====== MATERIAL PROVIDED ======

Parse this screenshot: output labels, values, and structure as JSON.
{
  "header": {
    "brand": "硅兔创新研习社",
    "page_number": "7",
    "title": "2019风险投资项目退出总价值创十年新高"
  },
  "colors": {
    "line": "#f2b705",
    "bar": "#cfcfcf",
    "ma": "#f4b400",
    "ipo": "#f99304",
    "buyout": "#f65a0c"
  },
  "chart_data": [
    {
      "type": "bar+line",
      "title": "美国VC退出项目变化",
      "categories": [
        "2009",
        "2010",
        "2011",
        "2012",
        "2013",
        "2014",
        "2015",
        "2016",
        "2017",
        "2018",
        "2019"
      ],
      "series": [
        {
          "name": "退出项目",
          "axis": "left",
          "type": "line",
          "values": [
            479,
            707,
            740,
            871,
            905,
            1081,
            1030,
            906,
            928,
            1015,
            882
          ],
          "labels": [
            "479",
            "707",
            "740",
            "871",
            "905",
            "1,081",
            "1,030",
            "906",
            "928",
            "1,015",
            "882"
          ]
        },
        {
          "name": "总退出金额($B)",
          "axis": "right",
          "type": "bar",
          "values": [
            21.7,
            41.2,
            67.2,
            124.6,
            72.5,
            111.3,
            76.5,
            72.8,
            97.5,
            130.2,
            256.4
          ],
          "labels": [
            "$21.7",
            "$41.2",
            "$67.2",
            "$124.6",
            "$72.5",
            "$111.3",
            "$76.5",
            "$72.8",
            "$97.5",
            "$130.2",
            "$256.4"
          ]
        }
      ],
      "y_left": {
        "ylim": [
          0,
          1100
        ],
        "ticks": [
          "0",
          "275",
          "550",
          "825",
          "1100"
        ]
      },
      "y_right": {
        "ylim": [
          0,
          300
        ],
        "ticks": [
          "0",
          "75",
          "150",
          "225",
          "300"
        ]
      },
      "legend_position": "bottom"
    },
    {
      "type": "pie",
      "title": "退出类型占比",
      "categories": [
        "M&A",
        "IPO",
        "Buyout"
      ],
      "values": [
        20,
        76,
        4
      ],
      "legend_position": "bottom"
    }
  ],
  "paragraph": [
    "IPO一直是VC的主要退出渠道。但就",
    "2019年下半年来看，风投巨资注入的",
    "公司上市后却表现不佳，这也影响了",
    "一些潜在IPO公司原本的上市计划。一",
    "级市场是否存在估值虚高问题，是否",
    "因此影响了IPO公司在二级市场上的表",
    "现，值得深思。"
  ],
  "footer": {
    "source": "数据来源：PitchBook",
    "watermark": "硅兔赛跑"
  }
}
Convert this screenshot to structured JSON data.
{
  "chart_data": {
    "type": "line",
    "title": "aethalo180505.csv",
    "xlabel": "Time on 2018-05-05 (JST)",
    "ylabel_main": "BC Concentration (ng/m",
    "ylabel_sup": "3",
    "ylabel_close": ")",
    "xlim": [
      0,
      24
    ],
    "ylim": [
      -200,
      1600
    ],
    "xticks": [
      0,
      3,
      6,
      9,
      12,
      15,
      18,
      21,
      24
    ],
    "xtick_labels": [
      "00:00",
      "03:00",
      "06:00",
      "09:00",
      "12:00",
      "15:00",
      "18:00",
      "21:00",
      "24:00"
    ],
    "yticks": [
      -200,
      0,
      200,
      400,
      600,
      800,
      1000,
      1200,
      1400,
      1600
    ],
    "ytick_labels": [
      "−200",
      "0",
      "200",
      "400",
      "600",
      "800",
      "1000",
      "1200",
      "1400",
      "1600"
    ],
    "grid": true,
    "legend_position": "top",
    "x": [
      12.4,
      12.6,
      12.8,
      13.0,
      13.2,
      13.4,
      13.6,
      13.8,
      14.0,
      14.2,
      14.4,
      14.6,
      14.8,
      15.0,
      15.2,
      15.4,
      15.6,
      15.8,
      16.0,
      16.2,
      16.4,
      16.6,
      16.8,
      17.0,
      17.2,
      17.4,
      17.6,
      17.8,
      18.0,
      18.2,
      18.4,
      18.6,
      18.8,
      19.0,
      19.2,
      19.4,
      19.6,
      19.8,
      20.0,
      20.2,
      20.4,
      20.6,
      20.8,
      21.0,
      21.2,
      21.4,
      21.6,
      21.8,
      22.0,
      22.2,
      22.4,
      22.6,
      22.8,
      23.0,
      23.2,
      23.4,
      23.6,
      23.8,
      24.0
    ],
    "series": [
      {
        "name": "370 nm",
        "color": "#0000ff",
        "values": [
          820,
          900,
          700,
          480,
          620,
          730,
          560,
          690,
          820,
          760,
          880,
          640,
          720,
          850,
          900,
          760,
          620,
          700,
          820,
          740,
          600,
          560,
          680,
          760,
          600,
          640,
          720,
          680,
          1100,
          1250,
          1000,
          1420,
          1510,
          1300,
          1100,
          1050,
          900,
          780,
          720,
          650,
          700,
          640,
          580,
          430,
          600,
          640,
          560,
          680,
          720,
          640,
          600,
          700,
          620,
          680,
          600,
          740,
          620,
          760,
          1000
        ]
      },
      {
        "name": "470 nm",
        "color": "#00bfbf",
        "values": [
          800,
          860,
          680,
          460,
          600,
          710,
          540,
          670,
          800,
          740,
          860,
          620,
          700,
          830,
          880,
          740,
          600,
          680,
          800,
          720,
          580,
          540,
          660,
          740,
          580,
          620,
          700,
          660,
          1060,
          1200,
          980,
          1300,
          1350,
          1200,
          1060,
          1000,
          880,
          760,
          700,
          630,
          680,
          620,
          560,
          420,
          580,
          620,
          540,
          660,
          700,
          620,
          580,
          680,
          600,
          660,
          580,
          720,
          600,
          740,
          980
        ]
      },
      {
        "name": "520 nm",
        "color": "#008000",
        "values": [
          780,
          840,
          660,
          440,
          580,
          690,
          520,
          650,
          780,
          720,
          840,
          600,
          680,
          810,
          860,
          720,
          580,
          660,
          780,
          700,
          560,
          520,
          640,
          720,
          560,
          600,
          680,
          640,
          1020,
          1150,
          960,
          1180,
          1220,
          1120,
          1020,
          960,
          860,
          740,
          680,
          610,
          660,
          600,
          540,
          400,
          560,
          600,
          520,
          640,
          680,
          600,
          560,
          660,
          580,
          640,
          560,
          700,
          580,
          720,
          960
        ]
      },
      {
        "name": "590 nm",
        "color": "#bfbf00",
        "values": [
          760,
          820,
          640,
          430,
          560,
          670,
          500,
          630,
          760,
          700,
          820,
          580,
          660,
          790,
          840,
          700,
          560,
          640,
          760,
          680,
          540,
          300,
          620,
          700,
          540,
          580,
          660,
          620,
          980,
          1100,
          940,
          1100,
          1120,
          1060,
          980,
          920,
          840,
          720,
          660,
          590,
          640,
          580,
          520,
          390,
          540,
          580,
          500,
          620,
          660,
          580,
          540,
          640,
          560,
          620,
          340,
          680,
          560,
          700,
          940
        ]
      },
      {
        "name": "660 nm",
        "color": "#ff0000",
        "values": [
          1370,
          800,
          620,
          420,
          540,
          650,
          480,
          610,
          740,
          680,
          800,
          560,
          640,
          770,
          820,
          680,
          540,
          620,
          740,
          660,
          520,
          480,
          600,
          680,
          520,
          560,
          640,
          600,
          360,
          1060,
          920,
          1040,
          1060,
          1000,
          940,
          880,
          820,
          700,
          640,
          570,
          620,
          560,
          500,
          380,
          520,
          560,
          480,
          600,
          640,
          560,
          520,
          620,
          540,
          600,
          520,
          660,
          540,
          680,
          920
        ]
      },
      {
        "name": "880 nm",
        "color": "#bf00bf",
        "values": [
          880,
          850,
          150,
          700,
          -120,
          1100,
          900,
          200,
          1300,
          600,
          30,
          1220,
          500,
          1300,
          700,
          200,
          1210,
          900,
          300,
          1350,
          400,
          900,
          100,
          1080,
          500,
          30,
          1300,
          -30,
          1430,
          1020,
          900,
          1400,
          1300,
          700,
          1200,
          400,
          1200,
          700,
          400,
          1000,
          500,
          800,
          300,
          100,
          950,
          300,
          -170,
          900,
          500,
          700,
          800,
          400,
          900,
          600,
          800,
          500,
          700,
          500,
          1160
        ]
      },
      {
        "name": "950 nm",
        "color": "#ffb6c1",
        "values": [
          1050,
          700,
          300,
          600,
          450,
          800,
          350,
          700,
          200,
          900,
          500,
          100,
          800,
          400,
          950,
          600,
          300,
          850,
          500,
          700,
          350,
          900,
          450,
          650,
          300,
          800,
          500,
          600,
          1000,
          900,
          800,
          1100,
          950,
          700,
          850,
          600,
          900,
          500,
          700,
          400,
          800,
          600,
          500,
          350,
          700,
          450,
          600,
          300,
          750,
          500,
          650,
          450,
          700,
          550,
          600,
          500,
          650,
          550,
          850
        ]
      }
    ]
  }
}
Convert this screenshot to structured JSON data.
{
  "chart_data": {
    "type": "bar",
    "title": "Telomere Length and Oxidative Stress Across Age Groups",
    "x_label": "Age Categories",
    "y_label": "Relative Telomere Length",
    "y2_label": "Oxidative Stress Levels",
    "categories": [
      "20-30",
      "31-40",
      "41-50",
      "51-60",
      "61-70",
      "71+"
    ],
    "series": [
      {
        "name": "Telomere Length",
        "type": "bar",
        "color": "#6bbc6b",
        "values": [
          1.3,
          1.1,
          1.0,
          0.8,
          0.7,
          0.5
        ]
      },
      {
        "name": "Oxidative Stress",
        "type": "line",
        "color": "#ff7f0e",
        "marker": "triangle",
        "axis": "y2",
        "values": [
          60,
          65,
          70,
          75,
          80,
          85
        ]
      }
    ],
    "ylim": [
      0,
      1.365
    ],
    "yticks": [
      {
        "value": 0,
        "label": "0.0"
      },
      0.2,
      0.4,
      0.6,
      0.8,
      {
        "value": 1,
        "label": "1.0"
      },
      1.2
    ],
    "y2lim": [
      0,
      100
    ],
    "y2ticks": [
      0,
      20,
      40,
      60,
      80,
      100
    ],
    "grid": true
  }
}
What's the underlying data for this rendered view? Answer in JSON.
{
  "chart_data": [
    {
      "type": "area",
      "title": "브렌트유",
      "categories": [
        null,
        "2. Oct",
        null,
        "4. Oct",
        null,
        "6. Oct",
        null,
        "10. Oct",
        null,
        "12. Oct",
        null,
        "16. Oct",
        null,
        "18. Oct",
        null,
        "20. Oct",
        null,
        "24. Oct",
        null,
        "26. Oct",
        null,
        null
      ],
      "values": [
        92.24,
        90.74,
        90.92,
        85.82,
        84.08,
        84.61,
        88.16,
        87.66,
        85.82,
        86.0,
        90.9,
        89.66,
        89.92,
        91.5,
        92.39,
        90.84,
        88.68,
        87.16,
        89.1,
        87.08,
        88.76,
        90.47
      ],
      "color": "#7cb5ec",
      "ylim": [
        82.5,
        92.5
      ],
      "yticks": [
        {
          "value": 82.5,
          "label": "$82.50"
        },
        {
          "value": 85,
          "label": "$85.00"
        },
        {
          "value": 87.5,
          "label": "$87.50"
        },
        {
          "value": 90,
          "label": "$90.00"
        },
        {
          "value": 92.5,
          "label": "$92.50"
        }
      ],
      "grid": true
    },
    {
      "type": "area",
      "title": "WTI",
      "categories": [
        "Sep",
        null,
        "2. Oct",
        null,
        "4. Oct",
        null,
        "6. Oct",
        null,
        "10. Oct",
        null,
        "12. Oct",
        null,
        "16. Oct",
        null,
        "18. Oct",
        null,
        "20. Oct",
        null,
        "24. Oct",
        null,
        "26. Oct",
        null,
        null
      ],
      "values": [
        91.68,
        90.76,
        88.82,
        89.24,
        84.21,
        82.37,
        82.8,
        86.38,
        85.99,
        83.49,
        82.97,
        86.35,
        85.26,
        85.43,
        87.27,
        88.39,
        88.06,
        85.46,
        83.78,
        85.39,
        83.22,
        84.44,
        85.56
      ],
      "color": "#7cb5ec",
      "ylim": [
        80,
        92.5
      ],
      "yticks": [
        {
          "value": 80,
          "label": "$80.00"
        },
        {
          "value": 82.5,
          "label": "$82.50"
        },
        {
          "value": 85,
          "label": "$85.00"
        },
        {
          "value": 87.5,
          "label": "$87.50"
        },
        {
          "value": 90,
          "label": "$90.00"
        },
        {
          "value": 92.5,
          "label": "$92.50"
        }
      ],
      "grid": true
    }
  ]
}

======

• [THE TASK]
Give the number of lines that carry the word "true", with nothing added.

• [SOLUTION TO THE EXERCISE]
4